[GIVEN EXERCISE]:
Copy every entry exactly.

[DATA TO PROCESS]:
☆ ☆ ☆
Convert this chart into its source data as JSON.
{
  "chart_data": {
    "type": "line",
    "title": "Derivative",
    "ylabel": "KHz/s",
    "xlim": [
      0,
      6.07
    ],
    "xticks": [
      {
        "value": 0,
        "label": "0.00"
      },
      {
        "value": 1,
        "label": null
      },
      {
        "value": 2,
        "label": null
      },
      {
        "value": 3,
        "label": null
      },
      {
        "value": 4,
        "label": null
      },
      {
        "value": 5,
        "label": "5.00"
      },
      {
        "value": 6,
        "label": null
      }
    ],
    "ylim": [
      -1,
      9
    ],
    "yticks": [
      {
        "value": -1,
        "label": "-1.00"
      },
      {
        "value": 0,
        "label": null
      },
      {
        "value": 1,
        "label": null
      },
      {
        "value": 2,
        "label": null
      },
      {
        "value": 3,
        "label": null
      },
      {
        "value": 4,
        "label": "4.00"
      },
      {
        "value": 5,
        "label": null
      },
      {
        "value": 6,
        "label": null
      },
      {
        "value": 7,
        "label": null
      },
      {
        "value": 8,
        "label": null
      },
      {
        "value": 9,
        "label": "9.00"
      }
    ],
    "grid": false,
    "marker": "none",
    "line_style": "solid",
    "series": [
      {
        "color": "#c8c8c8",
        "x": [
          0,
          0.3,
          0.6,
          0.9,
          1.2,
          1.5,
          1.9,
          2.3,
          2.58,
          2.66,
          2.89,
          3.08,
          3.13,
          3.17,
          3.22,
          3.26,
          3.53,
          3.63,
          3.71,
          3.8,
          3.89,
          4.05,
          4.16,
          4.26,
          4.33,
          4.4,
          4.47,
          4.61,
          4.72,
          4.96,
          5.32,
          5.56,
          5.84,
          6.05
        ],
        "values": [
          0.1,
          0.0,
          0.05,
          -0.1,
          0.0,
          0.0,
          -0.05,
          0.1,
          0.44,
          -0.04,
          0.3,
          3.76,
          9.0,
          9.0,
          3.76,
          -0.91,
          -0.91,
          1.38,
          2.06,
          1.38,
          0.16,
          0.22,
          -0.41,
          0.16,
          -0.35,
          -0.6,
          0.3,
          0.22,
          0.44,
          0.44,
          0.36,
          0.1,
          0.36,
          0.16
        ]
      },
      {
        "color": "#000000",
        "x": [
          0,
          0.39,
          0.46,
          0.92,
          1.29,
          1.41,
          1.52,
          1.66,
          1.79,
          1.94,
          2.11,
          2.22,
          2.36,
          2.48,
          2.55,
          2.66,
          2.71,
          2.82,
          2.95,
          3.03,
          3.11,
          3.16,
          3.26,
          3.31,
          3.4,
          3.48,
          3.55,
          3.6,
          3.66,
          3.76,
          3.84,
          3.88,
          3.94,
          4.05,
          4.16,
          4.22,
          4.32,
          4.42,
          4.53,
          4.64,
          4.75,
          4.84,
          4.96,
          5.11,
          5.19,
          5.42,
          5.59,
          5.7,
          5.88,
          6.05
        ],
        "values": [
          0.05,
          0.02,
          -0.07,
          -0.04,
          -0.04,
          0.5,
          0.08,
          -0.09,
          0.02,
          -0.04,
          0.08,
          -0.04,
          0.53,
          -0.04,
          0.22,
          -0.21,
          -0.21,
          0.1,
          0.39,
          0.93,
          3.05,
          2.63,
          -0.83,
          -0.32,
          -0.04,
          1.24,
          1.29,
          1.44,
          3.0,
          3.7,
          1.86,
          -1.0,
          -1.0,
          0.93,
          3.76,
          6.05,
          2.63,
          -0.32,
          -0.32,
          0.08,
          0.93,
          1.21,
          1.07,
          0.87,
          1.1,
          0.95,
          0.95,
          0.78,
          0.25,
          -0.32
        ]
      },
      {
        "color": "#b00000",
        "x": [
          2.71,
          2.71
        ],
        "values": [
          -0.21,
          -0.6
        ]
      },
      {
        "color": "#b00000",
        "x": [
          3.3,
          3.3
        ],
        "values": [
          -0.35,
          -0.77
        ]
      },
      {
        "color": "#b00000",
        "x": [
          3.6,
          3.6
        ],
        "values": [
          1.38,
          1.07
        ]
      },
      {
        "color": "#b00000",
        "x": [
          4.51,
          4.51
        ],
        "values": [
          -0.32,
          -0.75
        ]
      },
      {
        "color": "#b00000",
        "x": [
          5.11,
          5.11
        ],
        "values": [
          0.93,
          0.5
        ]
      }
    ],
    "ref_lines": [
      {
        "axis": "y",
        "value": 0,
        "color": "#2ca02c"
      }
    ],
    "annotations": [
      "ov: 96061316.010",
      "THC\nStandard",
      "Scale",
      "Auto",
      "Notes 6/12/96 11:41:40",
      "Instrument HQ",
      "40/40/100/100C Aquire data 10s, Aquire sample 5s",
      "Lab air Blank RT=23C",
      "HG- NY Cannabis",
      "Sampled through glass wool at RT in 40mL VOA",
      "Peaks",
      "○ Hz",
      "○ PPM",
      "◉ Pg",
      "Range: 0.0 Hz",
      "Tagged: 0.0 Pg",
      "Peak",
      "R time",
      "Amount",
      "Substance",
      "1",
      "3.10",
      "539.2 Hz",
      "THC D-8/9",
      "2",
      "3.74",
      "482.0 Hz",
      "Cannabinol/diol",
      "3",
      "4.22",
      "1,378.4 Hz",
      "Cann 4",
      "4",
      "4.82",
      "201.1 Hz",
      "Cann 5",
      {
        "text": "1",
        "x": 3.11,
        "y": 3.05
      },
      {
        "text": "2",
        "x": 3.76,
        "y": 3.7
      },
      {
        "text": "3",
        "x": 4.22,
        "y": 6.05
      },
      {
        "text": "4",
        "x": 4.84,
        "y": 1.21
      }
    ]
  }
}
☆ ☆ ☆
[COMPLETE RESPONSE]:
Convert this chart into its source data as JSON.
{
  "chart_data": {
    "type": "line",
    "title": "Derivative",
    "ylabel": "KHz/s",
    "xlim": [
      0,
      6.07
    ],
    "xticks": [
      {
        "value": 0,
        "label": "0.00"
      },
      {
        "value": 1,
        "label": null
      },
      {
        "value": 2,
        "label": null
      },
      {
        "value": 3,
        "label": null
      },
      {
        "value": 4,
        "label": null
      },
      {
        "value": 5,
        "label": "5.00"
      },
      {
        "value": 6,
        "label": null
      }
    ],
    "ylim": [
      -1,
      9
    ],
    "yticks": [
      {
        "value": -1,
        "label": "-1.00"
      },
      {
        "value": 0,
        "label": null
      },
      {
        "value": 1,
        "label": null
      },
      {
        "value": 2,
        "label": null
      },
      {
        "value": 3,
        "label": null
      },
      {
        "value": 4,
        "label": "4.00"
      },
      {
        "value": 5,
        "label": null
      },
      {
        "value": 6,
        "label": null
      },
      {
        "value": 7,
        "label": null
      },
      {
        "value": 8,
        "label": null
      },
      {
        "value": 9,
        "label": "9.00"
      }
    ],
    "grid": false,
    "marker": "none",
    "line_style": "solid",
    "series": [
      {
        "color": "#c8c8c8",
        "x": [
          0,
          0.3,
          0.6,
          0.9,
          1.2,
          1.5,
          1.9,
          2.3,
          2.58,
          2.66,
          2.89,
          3.08,
          3.13,
          3.17,
          3.22,
          3.26,
          3.53,
          3.63,
          3.71,
          3.8,
          3.89,
          4.05,
          4.16,
          4.26,
          4.33,
          4.4,
          4.47,
          4.61,
          4.72,
          4.96,
          5.32,
          5.56,
          5.84,
          6.05
        ],
        "values": [
          0.1,
          0.0,
          0.05,
          -0.1,
          0.0,
          0.0,
          -0.05,
          0.1,
          0.44,
          -0.04,
          0.3,
          3.76,
          9.0,
          9.0,
          3.76,
          -0.91,
          -0.91,
          1.38,
          2.06,
          1.38,
          0.16,
          0.22,
          -0.41,
          0.16,
          -0.35,
          -0.6,
          0.3,
          0.22,
          0.44,
          0.44,
          0.36,
          0.1,
          0.36,
          0.16
        ]
      },
      {
        "color": "#000000",
        "x": [
          0,
          0.39,
          0.46,
          0.92,
          1.29,
          1.41,
          1.52,
          1.66,
          1.79,
          1.94,
          2.11,
          2.22,
          2.36,
          2.48,
          2.55,
          2.66,
          2.71,
          2.82,
          2.95,
          3.03,
          3.11,
          3.16,
          3.26,
          3.31,
          3.4,
          3.48,
          3.55,
          3.6,
          3.66,
          3.76,
          3.84,
          3.88,
          3.94,
          4.05,
          4.16,
          4.22,
          4.32,
          4.42,
          4.53,
          4.64,
          4.75,
          4.84,
          4.96,
          5.11,
          5.19,
          5.42,
          5.59,
          5.7,
          5.88,
          6.05
        ],
        "values": [
          0.05,
          0.02,
          -0.07,
          -0.04,
          -0.04,
          0.5,
          0.08,
          -0.09,
          0.02,
          -0.04,
          0.08,
          -0.04,
          0.53,
          -0.04,
          0.22,
          -0.21,
          -0.21,
          0.1,
          0.39,
          0.93,
          3.05,
          2.63,
          -0.83,
          -0.32,
          -0.04,
          1.24,
          1.29,
          1.44,
          3.0,
          3.7,
          1.86,
          -1.0,
          -1.0,
          0.93,
          3.76,
          6.05,
          2.63,
          -0.32,
          -0.32,
          0.08,
          0.93,
          1.21,
          1.07,
          0.87,
          1.1,
          0.95,
          0.95,
          0.78,
          0.25,
          -0.32
        ]
      },
      {
        "color": "#b00000",
        "x": [
          2.71,
          2.71
        ],
        "values": [
          -0.21,
          -0.6
        ]
      },
      {
        "color": "#b00000",
        "x": [
          3.3,
          3.3
        ],
        "values": [
          -0.35,
          -0.77
        ]
      },
      {
        "color": "#b00000",
        "x": [
          3.6,
          3.6
        ],
        "values": [
          1.38,
          1.07
        ]
      },
      {
        "color": "#b00000",
        "x": [
          4.51,
          4.51
        ],
        "values": [
          -0.32,
          -0.75
        ]
      },
      {
        "color": "#b00000",
        "x": [
          5.11,
          5.11
        ],
        "values": [
          0.93,
          0.5
        ]
      }
    ],
    "ref_lines": [
      {
        "axis": "y",
        "value": 0,
        "color": "#2ca02c"
      }
    ],
    "annotations": [
      "ov: 96061316.010",
      "THC\nStandard",
      "Scale",
      "Auto",
      "Notes 6/12/96 11:41:40",
      "Instrument HQ",
      "40/40/100/100C Aquire data 10s, Aquire sample 5s",
      "Lab air Blank RT=23C",
      "HG- NY Cannabis",
      "Sampled through glass wool at RT in 40mL VOA",
      "Peaks",
      "○ Hz",
      "○ PPM",
      "◉ Pg",
      "Range: 0.0 Hz",
      "Tagged: 0.0 Pg",
      "Peak",
      "R time",
      "Amount",
      "Substance",
      "1",
      "3.10",
      "539.2 Hz",
      "THC D-8/9",
      "2",
      "3.74",
      "482.0 Hz",
      "Cannabinol/diol",
      "3",
      "4.22",
      "1,378.4 Hz",
      "Cann 4",
      "4",
      "4.82",
      "201.1 Hz",
      "Cann 5",
      {
        "text": "1",
        "x": 3.11,
        "y": 3.05
      },
      {
        "text": "2",
        "x": 3.76,
        "y": 3.7
      },
      {
        "text": "3",
        "x": 4.22,
        "y": 6.05
      },
      {
        "text": "4",
        "x": 4.84,
        "y": 1.21
      }
    ]
  }
}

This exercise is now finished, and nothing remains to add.